** start Input material **

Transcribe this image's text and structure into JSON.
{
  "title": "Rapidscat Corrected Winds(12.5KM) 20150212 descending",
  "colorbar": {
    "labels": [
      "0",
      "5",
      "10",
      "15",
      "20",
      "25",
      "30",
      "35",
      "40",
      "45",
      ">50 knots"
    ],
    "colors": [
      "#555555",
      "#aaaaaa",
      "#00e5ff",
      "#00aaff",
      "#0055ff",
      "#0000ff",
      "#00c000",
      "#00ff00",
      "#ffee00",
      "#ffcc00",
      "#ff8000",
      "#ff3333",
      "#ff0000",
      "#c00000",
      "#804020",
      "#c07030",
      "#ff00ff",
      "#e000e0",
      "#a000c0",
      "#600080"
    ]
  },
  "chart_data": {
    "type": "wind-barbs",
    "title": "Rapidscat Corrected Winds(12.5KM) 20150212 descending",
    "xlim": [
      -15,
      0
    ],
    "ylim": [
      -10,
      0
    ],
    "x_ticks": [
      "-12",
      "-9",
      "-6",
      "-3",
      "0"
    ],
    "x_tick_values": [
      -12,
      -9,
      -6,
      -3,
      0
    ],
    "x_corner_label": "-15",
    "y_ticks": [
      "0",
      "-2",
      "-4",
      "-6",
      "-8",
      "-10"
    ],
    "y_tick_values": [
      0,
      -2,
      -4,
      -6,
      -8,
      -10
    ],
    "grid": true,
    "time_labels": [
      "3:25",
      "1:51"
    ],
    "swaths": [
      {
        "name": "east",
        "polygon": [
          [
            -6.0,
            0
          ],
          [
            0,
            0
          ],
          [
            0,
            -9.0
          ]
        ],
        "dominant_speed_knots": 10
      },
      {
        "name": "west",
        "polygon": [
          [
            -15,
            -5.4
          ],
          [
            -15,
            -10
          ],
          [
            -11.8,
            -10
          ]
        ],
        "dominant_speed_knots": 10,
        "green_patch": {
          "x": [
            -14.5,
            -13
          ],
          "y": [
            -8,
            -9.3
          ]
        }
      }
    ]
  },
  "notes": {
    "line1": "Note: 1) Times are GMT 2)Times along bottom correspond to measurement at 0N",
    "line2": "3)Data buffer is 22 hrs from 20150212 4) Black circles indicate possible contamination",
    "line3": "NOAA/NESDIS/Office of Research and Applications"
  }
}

** end Input material **

Written exercise. Reproduce all data above, unchanged.

Solution to this exercise.
Transcribe this image's text and structure into JSON.
{
  "title": "Rapidscat Corrected Winds(12.5KM) 20150212 descending",
  "colorbar": {
    "labels": [
      "0",
      "5",
      "10",
      "15",
      "20",
      "25",
      "30",
      "35",
      "40",
      "45",
      ">50 knots"
    ],
    "colors": [
      "#555555",
      "#aaaaaa",
      "#00e5ff",
      "#00aaff",
      "#0055ff",
      "#0000ff",
      "#00c000",
      "#00ff00",
      "#ffee00",
      "#ffcc00",
      "#ff8000",
      "#ff3333",
      "#ff0000",
      "#c00000",
      "#804020",
      "#c07030",
      "#ff00ff",
      "#e000e0",
      "#a000c0",
      "#600080"
    ]
  },
  "chart_data": {
    "type": "wind-barbs",
    "title": "Rapidscat Corrected Winds(12.5KM) 20150212 descending",
    "xlim": [
      -15,
      0
    ],
    "ylim": [
      -10,
      0
    ],
    "x_ticks": [
      "-12",
      "-9",
      "-6",
      "-3",
      "0"
    ],
    "x_tick_values": [
      -12,
      -9,
      -6,
      -3,
      0
    ],
    "x_corner_label": "-15",
    "y_ticks": [
      "0",
      "-2",
      "-4",
      "-6",
      "-8",
      "-10"
    ],
    "y_tick_values": [
      0,
      -2,
      -4,
      -6,
      -8,
      -10
    ],
    "grid": true,
    "time_labels": [
      "3:25",
      "1:51"
    ],
    "swaths": [
      {
        "name": "east",
        "polygon": [
          [
            -6.0,
            0
          ],
          [
            0,
            0
          ],
          [
            0,
            -9.0
          ]
        ],
        "dominant_speed_knots": 10
      },
      {
        "name": "west",
        "polygon": [
          [
            -15,
            -5.4
          ],
          [
            -15,
            -10
          ],
          [
            -11.8,
            -10
          ]
        ],
        "dominant_speed_knots": 10,
        "green_patch": {
          "x": [
            -14.5,
            -13
          ],
          "y": [
            -8,
            -9.3
          ]
        }
      }
    ]
  },
  "notes": {
    "line1": "Note: 1) Times are GMT 2)Times along bottom correspond to measurement at 0N",
    "line2": "3)Data buffer is 22 hrs from 20150212 4) Black circles indicate possible contamination",
    "line3": "NOAA/NESDIS/Office of Research and Applications"
  }
}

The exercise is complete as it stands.